GIVEN REQUEST — A verbatim copy of the records is required, with all pictures left out.

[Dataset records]
■ ■ ■ ■ ■

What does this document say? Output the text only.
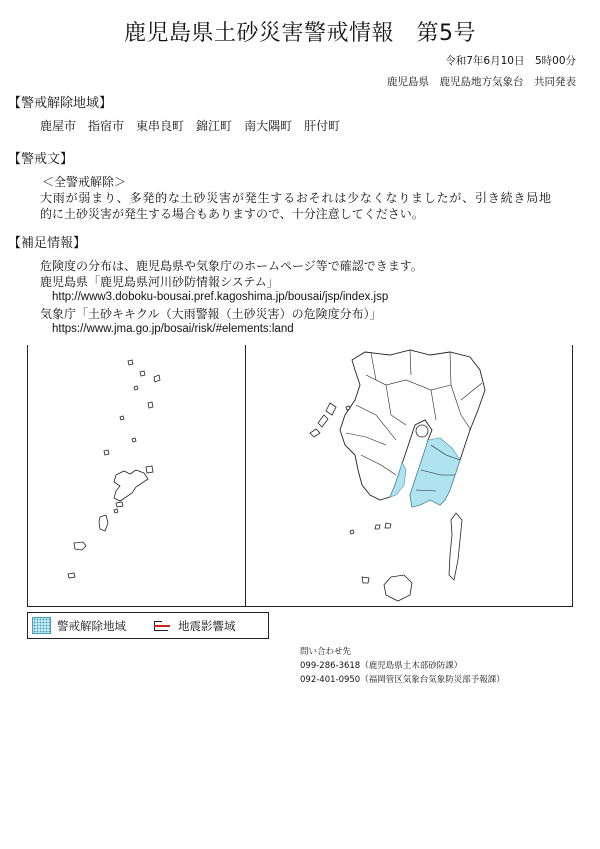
鹿児島県土砂災害警戒情報　第5号
令和7年6月10日　5時00分
鹿児島県　鹿児島地方気象台　共同発表
【警戒解除地域】
鹿屋市 指宿市 東串良町 錦江町 南大隅町 肝付町
【警戒文】
＜全警戒解除＞
大雨が弱まり、多発的な土砂災害が発生するおそれは少なくなりましたが、引き続き局地
的に土砂災害が発生する場合もありますので、十分注意してください。
【補足情報】
危険度の分布は、鹿児島県や気象庁のホームページ等で確認できます。
鹿児島県「鹿児島県河川砂防情報システム」
http://www3.doboku-bousai.pref.kagoshima.jp/bousai/jsp/index.jsp
気象庁「土砂キキクル（大雨警報（土砂災害）の危険度分布）」
https://www.jma.go.jp/bosai/risk/#elements:land
警戒解除地域	地震影響域
問い合わせ先
099-286-3618（鹿児島県土木部砂防課）
092-401-0950（福岡管区気象台気象防災部予報課）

■ ■ ■ ■ ■

RESULT OF THE TASK —
What does this document say? Output the text only.
鹿児島県土砂災害警戒情報　第5号
令和7年6月10日　5時00分
鹿児島県　鹿児島地方気象台　共同発表
【警戒解除地域】
鹿屋市 指宿市 東串良町 錦江町 南大隅町 肝付町
【警戒文】
＜全警戒解除＞
大雨が弱まり、多発的な土砂災害が発生するおそれは少なくなりましたが、引き続き局地
的に土砂災害が発生する場合もありますので、十分注意してください。
【補足情報】
危険度の分布は、鹿児島県や気象庁のホームページ等で確認できます。
鹿児島県「鹿児島県河川砂防情報システム」
http://www3.doboku-bousai.pref.kagoshima.jp/bousai/jsp/index.jsp
気象庁「土砂キキクル（大雨警報（土砂災害）の危険度分布）」
https://www.jma.go.jp/bosai/risk/#elements:land
警戒解除地域	地震影響域
問い合わせ先
099-286-3618（鹿児島県土木部砂防課）
092-401-0950（福岡管区気象台気象防災部予報課）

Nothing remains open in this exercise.